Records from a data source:
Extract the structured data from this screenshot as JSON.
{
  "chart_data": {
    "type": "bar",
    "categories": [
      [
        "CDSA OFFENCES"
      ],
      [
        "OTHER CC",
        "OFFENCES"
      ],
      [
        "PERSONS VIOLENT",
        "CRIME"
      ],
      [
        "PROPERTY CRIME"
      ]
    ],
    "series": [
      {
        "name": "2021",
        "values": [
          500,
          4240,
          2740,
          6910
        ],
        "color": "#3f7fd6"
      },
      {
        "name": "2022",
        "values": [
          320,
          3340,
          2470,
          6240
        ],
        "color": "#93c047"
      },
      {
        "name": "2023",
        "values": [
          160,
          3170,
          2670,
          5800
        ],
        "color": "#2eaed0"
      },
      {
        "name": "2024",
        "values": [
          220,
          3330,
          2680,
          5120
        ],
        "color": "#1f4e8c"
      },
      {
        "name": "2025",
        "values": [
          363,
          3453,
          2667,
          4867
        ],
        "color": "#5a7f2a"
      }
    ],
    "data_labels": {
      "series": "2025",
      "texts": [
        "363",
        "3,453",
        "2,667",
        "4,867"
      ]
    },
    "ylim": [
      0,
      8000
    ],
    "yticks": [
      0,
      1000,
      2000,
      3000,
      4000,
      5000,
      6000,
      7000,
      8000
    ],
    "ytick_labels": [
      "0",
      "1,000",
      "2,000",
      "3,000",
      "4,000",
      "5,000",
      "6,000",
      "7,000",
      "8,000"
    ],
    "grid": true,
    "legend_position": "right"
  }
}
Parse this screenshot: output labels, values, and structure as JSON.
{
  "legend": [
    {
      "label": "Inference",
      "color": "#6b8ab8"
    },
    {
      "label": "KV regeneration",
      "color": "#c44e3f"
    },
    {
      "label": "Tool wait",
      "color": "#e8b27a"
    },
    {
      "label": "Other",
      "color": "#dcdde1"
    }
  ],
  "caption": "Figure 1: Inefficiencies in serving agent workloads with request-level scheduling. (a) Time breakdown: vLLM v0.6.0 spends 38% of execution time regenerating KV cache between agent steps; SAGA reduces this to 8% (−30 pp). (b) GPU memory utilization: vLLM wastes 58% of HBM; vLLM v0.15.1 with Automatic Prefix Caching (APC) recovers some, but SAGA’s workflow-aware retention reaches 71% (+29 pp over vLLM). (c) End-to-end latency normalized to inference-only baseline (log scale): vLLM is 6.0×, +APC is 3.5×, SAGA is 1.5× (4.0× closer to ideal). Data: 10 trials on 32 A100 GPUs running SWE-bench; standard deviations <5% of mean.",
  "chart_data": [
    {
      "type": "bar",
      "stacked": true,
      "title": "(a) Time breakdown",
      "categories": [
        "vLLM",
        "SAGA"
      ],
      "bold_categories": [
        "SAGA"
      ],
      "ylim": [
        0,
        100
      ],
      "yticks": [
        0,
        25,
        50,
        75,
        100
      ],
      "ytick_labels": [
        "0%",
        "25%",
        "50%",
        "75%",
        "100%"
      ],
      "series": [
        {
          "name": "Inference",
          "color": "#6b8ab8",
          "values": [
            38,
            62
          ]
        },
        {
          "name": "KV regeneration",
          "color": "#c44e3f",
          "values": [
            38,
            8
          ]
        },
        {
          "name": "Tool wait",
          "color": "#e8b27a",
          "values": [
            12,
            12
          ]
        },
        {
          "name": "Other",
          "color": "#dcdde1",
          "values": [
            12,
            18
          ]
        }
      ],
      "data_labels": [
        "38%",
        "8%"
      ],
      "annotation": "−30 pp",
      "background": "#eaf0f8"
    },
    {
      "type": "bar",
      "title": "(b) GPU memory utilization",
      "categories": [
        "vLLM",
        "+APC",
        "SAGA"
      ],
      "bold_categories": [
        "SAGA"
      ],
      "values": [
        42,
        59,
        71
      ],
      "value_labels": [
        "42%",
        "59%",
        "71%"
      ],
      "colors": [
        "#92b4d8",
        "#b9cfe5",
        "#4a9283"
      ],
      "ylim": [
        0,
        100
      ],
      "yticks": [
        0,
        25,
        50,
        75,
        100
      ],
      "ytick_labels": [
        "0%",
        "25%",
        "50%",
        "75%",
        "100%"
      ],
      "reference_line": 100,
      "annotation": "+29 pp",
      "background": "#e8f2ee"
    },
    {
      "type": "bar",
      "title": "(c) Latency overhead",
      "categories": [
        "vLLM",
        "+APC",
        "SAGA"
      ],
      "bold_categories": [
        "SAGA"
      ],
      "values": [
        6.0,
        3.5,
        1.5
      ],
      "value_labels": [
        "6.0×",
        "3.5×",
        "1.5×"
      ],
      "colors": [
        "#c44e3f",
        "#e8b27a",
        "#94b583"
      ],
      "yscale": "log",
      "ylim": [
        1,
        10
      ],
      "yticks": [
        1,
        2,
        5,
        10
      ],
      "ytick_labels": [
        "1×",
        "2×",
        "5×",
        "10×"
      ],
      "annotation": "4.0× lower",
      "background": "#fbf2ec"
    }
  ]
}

## Required task
Output the entries verbatim.

## Response for this exercise
Extract the structured data from this screenshot as JSON.
{
  "chart_data": {
    "type": "bar",
    "categories": [
      [
        "CDSA OFFENCES"
      ],
      [
        "OTHER CC",
        "OFFENCES"
      ],
      [
        "PERSONS VIOLENT",
        "CRIME"
      ],
      [
        "PROPERTY CRIME"
      ]
    ],
    "series": [
      {
        "name": "2021",
        "values": [
          500,
          4240,
          2740,
          6910
        ],
        "color": "#3f7fd6"
      },
      {
        "name": "2022",
        "values": [
          320,
          3340,
          2470,
          6240
        ],
        "color": "#93c047"
      },
      {
        "name": "2023",
        "values": [
          160,
          3170,
          2670,
          5800
        ],
        "color": "#2eaed0"
      },
      {
        "name": "2024",
        "values": [
          220,
          3330,
          2680,
          5120
        ],
        "color": "#1f4e8c"
      },
      {
        "name": "2025",
        "values": [
          363,
          3453,
          2667,
          4867
        ],
        "color": "#5a7f2a"
      }
    ],
    "data_labels": {
      "series": "2025",
      "texts": [
        "363",
        "3,453",
        "2,667",
        "4,867"
      ]
    },
    "ylim": [
      0,
      8000
    ],
    "yticks": [
      0,
      1000,
      2000,
      3000,
      4000,
      5000,
      6000,
      7000,
      8000
    ],
    "ytick_labels": [
      "0",
      "1,000",
      "2,000",
      "3,000",
      "4,000",
      "5,000",
      "6,000",
      "7,000",
      "8,000"
    ],
    "grid": true,
    "legend_position": "right"
  }
}
Parse this screenshot: output labels, values, and structure as JSON.
{
  "legend": [
    {
      "label": "Inference",
      "color": "#6b8ab8"
    },
    {
      "label": "KV regeneration",
      "color": "#c44e3f"
    },
    {
      "label": "Tool wait",
      "color": "#e8b27a"
    },
    {
      "label": "Other",
      "color": "#dcdde1"
    }
  ],
  "caption": "Figure 1: Inefficiencies in serving agent workloads with request-level scheduling. (a) Time breakdown: vLLM v0.6.0 spends 38% of execution time regenerating KV cache between agent steps; SAGA reduces this to 8% (−30 pp). (b) GPU memory utilization: vLLM wastes 58% of HBM; vLLM v0.15.1 with Automatic Prefix Caching (APC) recovers some, but SAGA’s workflow-aware retention reaches 71% (+29 pp over vLLM). (c) End-to-end latency normalized to inference-only baseline (log scale): vLLM is 6.0×, +APC is 3.5×, SAGA is 1.5× (4.0× closer to ideal). Data: 10 trials on 32 A100 GPUs running SWE-bench; standard deviations <5% of mean.",
  "chart_data": [
    {
      "type": "bar",
      "stacked": true,
      "title": "(a) Time breakdown",
      "categories": [
        "vLLM",
        "SAGA"
      ],
      "bold_categories": [
        "SAGA"
      ],
      "ylim": [
        0,
        100
      ],
      "yticks": [
        0,
        25,
        50,
        75,
        100
      ],
      "ytick_labels": [
        "0%",
        "25%",
        "50%",
        "75%",
        "100%"
      ],
      "series": [
        {
          "name": "Inference",
          "color": "#6b8ab8",
          "values": [
            38,
            62
          ]
        },
        {
          "name": "KV regeneration",
          "color": "#c44e3f",
          "values": [
            38,
            8
          ]
        },
        {
          "name": "Tool wait",
          "color": "#e8b27a",
          "values": [
            12,
            12
          ]
        },
        {
          "name": "Other",
          "color": "#dcdde1",
          "values": [
            12,
            18
          ]
        }
      ],
      "data_labels": [
        "38%",
        "8%"
      ],
      "annotation": "−30 pp",
      "background": "#eaf0f8"
    },
    {
      "type": "bar",
      "title": "(b) GPU memory utilization",
      "categories": [
        "vLLM",
        "+APC",
        "SAGA"
      ],
      "bold_categories": [
        "SAGA"
      ],
      "values": [
        42,
        59,
        71
      ],
      "value_labels": [
        "42%",
        "59%",
        "71%"
      ],
      "colors": [
        "#92b4d8",
        "#b9cfe5",
        "#4a9283"
      ],
      "ylim": [
        0,
        100
      ],
      "yticks": [
        0,
        25,
        50,
        75,
        100
      ],
      "ytick_labels": [
        "0%",
        "25%",
        "50%",
        "75%",
        "100%"
      ],
      "reference_line": 100,
      "annotation": "+29 pp",
      "background": "#e8f2ee"
    },
    {
      "type": "bar",
      "title": "(c) Latency overhead",
      "categories": [
        "vLLM",
        "+APC",
        "SAGA"
      ],
      "bold_categories": [
        "SAGA"
      ],
      "values": [
        6.0,
        3.5,
        1.5
      ],
      "value_labels": [
        "6.0×",
        "3.5×",
        "1.5×"
      ],
      "colors": [
        "#c44e3f",
        "#e8b27a",
        "#94b583"
      ],
      "yscale": "log",
      "ylim": [
        1,
        10
      ],
      "yticks": [
        1,
        2,
        5,
        10
      ],
      "ytick_labels": [
        "1×",
        "2×",
        "5×",
        "10×"
      ],
      "annotation": "4.0× lower",
      "background": "#fbf2ec"
    }
  ]
}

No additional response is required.